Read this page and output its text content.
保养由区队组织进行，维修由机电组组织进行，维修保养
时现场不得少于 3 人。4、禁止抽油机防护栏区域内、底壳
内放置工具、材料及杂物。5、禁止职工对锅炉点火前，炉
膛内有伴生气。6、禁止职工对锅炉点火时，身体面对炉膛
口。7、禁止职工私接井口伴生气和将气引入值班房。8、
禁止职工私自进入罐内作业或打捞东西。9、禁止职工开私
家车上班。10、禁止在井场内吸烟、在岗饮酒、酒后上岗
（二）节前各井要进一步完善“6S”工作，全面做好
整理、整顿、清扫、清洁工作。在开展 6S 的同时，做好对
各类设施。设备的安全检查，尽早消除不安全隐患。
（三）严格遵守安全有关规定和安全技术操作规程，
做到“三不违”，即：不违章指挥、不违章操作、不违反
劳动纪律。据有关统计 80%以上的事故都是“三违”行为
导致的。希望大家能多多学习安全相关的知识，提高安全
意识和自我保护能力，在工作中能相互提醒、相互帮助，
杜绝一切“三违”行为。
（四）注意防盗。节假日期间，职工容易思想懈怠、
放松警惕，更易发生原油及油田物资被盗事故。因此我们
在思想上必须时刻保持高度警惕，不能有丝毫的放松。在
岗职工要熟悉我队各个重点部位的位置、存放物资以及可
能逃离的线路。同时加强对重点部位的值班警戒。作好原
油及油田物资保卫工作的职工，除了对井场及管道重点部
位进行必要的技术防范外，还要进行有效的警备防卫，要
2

Task goal - Return every entry exactly as given.

Exercise response -
Read this page and output its text content.
保养由区队组织进行，维修由机电组组织进行，维修保养
时现场不得少于 3 人。4、禁止抽油机防护栏区域内、底壳
内放置工具、材料及杂物。5、禁止职工对锅炉点火前，炉
膛内有伴生气。6、禁止职工对锅炉点火时，身体面对炉膛
口。7、禁止职工私接井口伴生气和将气引入值班房。8、
禁止职工私自进入罐内作业或打捞东西。9、禁止职工开私
家车上班。10、禁止在井场内吸烟、在岗饮酒、酒后上岗
（二）节前各井要进一步完善“6S”工作，全面做好
整理、整顿、清扫、清洁工作。在开展 6S 的同时，做好对
各类设施。设备的安全检查，尽早消除不安全隐患。
（三）严格遵守安全有关规定和安全技术操作规程，
做到“三不违”，即：不违章指挥、不违章操作、不违反
劳动纪律。据有关统计 80%以上的事故都是“三违”行为
导致的。希望大家能多多学习安全相关的知识，提高安全
意识和自我保护能力，在工作中能相互提醒、相互帮助，
杜绝一切“三违”行为。
（四）注意防盗。节假日期间，职工容易思想懈怠、
放松警惕，更易发生原油及油田物资被盗事故。因此我们
在思想上必须时刻保持高度警惕，不能有丝毫的放松。在
岗职工要熟悉我队各个重点部位的位置、存放物资以及可
能逃离的线路。同时加强对重点部位的值班警戒。作好原
油及油田物资保卫工作的职工，除了对井场及管道重点部
位进行必要的技术防范外，还要进行有效的警备防卫，要
2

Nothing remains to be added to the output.